Set problem: Count how many lines of the data include "description". The answer is that number and nothing else.

(Data entries)
====
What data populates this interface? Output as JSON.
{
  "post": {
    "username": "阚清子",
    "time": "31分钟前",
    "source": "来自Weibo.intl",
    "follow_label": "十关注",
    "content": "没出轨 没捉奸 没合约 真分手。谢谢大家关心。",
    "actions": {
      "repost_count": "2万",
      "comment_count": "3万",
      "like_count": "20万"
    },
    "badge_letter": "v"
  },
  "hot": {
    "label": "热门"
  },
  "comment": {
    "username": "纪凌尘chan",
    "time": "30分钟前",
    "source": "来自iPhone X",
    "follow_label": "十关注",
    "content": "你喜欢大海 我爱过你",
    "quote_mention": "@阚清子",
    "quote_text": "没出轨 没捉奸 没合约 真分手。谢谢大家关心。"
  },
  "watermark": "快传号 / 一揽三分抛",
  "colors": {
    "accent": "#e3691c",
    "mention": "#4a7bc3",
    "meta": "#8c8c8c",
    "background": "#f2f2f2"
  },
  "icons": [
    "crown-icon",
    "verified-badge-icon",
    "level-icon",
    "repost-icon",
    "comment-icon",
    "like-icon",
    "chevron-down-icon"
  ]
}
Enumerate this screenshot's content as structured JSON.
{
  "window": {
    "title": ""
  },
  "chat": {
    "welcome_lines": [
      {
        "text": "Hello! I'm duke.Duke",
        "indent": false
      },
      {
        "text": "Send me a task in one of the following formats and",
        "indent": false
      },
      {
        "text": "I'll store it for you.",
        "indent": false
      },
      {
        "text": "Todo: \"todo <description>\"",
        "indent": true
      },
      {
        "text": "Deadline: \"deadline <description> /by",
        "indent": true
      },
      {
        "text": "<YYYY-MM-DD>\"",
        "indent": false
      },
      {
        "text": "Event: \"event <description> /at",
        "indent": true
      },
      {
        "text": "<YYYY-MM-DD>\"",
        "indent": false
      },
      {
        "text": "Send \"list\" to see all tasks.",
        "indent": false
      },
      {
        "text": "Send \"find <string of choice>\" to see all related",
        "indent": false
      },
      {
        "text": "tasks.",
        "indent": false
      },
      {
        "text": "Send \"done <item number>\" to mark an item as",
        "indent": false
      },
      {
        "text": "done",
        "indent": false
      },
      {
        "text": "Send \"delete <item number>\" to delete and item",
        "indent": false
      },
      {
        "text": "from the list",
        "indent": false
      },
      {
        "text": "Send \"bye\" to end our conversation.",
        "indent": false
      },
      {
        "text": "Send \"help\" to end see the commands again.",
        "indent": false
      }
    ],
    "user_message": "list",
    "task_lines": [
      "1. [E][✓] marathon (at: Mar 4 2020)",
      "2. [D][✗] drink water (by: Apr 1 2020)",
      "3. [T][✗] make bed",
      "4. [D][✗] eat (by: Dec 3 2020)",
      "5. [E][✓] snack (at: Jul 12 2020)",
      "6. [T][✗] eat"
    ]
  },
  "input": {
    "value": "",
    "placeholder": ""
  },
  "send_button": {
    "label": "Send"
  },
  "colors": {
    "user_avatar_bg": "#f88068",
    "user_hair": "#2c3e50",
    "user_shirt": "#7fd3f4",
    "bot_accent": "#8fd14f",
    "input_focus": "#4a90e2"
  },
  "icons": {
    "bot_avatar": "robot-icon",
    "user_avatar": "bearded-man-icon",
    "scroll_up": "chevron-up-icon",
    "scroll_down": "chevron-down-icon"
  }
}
====
Exercise answer: 3